**WRITTEN TASK:**
In the data below, find every line with the string "البدء" and pull it out.

# START OF EXERCISE MATERIALS

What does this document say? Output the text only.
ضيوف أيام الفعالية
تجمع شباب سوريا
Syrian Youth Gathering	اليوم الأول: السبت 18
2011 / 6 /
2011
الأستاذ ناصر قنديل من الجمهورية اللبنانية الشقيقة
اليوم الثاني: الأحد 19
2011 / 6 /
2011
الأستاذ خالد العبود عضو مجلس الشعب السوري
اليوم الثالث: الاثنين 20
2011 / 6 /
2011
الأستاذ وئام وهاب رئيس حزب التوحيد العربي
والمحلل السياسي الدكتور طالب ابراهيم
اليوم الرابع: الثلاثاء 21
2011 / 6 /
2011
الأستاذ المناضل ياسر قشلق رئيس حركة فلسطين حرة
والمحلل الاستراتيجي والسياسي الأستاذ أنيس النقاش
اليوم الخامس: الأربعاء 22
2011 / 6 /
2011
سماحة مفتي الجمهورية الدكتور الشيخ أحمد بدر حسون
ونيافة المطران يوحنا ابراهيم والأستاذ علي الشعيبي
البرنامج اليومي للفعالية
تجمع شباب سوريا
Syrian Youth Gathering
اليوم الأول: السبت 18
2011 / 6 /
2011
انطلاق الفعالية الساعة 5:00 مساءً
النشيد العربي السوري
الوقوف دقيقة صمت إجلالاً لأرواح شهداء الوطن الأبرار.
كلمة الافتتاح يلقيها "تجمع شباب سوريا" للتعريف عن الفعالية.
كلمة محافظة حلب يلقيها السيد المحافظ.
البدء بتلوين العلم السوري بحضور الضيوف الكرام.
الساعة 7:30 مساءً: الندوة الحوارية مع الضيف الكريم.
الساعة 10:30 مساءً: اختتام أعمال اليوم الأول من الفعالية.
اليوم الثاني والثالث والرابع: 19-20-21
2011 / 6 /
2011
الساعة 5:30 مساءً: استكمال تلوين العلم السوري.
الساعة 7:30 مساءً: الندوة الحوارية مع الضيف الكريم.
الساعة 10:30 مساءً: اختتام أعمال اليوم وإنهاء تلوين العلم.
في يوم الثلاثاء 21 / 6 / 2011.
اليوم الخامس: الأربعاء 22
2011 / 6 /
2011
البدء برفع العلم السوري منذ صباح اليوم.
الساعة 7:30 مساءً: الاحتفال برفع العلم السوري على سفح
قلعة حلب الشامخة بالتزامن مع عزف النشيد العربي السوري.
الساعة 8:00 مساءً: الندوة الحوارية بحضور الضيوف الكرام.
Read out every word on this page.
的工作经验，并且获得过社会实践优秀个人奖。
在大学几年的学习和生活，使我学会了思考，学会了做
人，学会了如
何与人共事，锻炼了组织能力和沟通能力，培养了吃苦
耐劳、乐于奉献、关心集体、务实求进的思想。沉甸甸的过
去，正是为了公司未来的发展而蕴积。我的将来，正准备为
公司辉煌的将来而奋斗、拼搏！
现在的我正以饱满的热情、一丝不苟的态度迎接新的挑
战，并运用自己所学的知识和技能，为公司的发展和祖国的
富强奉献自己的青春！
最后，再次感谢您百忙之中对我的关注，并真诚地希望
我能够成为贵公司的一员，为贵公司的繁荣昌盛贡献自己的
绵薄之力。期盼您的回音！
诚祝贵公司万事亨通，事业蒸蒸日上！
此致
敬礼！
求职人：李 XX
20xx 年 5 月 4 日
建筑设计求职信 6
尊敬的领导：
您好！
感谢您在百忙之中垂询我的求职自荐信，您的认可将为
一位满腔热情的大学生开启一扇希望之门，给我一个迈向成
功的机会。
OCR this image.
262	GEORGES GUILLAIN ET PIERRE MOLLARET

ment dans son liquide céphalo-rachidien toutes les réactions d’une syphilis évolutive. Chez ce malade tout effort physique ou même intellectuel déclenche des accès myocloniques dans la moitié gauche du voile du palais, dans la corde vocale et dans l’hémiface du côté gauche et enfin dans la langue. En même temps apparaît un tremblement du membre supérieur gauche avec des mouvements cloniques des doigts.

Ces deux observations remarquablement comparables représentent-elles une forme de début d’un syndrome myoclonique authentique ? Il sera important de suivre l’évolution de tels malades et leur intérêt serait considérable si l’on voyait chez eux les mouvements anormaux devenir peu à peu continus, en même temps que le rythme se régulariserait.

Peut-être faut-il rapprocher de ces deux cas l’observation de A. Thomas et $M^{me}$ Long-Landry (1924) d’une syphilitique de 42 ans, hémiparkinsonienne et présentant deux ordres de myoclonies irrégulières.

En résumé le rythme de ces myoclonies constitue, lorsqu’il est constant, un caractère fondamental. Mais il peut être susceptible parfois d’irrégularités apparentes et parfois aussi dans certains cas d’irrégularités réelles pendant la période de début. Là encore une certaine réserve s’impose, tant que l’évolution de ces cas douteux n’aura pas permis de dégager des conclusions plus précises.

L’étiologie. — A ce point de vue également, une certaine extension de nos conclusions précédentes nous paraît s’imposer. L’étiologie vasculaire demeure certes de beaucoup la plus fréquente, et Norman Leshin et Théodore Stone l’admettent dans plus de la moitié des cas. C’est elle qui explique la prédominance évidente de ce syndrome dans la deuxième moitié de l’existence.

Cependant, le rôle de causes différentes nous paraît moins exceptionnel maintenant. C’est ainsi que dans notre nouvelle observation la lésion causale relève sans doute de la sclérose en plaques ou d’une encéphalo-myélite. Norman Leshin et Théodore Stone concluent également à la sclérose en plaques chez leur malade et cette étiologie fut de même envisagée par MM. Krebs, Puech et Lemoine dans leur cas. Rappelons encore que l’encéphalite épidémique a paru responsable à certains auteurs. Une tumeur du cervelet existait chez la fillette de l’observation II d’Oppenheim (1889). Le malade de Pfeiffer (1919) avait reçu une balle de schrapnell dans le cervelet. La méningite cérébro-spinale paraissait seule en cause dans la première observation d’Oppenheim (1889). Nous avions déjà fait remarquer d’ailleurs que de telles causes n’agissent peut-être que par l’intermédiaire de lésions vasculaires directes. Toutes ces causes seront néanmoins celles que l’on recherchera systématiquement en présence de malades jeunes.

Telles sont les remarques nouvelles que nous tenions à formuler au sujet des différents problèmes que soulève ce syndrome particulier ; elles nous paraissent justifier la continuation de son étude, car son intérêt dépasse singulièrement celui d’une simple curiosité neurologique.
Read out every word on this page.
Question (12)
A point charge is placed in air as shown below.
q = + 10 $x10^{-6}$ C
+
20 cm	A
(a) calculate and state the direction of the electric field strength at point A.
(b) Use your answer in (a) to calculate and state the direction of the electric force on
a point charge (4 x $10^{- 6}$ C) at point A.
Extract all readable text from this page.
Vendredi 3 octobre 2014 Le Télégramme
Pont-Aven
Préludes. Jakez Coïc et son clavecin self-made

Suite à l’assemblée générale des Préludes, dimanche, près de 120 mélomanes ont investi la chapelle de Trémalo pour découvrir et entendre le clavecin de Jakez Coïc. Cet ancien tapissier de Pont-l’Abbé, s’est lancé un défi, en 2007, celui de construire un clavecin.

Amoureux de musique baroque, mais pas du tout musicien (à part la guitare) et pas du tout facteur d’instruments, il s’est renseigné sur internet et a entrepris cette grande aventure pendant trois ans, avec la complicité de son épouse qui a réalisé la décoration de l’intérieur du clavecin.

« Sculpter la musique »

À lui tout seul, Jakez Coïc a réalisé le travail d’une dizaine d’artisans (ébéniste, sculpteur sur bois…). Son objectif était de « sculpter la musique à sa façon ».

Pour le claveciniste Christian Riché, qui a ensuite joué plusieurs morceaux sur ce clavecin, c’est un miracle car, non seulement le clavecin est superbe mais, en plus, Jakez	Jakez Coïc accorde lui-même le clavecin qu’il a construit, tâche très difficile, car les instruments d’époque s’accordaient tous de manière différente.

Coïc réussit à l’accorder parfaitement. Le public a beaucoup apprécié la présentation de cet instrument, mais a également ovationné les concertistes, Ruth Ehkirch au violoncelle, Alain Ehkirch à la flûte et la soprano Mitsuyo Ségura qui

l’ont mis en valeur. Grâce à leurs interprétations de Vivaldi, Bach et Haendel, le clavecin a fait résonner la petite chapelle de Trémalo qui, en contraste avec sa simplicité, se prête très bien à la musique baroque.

# END OF EXERCISE MATERIALS

**CORRECT RESPONSE:**
البدء بتلوين العلم السوري بحضور الضيوف الكرام.
البدء برفع العلم السوري منذ صباح اليوم.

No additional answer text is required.